[Provided records start]

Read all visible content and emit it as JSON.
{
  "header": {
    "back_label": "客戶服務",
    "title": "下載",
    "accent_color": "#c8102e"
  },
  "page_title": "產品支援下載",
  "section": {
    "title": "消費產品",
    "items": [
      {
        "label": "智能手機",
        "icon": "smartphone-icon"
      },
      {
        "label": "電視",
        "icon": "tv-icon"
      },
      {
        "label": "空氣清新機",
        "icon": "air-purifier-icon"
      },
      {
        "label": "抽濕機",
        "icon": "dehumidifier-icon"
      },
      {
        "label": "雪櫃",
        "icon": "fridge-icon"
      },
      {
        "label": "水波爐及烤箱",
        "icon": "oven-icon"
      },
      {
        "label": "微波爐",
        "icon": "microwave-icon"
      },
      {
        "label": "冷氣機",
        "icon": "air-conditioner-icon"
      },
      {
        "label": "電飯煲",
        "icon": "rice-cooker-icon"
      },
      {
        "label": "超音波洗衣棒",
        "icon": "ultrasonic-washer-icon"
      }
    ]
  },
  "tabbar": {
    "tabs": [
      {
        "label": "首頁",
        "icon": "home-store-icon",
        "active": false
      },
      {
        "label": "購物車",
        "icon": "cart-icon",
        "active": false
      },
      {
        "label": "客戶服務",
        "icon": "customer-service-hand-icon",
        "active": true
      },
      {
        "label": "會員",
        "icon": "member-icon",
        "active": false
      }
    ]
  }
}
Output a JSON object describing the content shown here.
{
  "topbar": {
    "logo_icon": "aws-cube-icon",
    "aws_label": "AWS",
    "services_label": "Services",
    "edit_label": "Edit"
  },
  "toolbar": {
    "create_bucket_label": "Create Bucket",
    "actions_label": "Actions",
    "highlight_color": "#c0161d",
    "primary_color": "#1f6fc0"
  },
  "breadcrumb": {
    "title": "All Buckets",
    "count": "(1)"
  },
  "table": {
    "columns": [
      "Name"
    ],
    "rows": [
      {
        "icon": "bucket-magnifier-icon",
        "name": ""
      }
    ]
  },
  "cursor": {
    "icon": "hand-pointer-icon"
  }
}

[Provided records end]

◆ **Work instructions**: Write out every record shown above, word for word.

◆ **Correct response**:
Read all visible content and emit it as JSON.
{
  "header": {
    "back_label": "客戶服務",
    "title": "下載",
    "accent_color": "#c8102e"
  },
  "page_title": "產品支援下載",
  "section": {
    "title": "消費產品",
    "items": [
      {
        "label": "智能手機",
        "icon": "smartphone-icon"
      },
      {
        "label": "電視",
        "icon": "tv-icon"
      },
      {
        "label": "空氣清新機",
        "icon": "air-purifier-icon"
      },
      {
        "label": "抽濕機",
        "icon": "dehumidifier-icon"
      },
      {
        "label": "雪櫃",
        "icon": "fridge-icon"
      },
      {
        "label": "水波爐及烤箱",
        "icon": "oven-icon"
      },
      {
        "label": "微波爐",
        "icon": "microwave-icon"
      },
      {
        "label": "冷氣機",
        "icon": "air-conditioner-icon"
      },
      {
        "label": "電飯煲",
        "icon": "rice-cooker-icon"
      },
      {
        "label": "超音波洗衣棒",
        "icon": "ultrasonic-washer-icon"
      }
    ]
  },
  "tabbar": {
    "tabs": [
      {
        "label": "首頁",
        "icon": "home-store-icon",
        "active": false
      },
      {
        "label": "購物車",
        "icon": "cart-icon",
        "active": false
      },
      {
        "label": "客戶服務",
        "icon": "customer-service-hand-icon",
        "active": true
      },
      {
        "label": "會員",
        "icon": "member-icon",
        "active": false
      }
    ]
  }
}
Output a JSON object describing the content shown here.
{
  "topbar": {
    "logo_icon": "aws-cube-icon",
    "aws_label": "AWS",
    "services_label": "Services",
    "edit_label": "Edit"
  },
  "toolbar": {
    "create_bucket_label": "Create Bucket",
    "actions_label": "Actions",
    "highlight_color": "#c0161d",
    "primary_color": "#1f6fc0"
  },
  "breadcrumb": {
    "title": "All Buckets",
    "count": "(1)"
  },
  "table": {
    "columns": [
      "Name"
    ],
    "rows": [
      {
        "icon": "bucket-magnifier-icon",
        "name": ""
      }
    ]
  },
  "cursor": {
    "icon": "hand-pointer-icon"
  }
}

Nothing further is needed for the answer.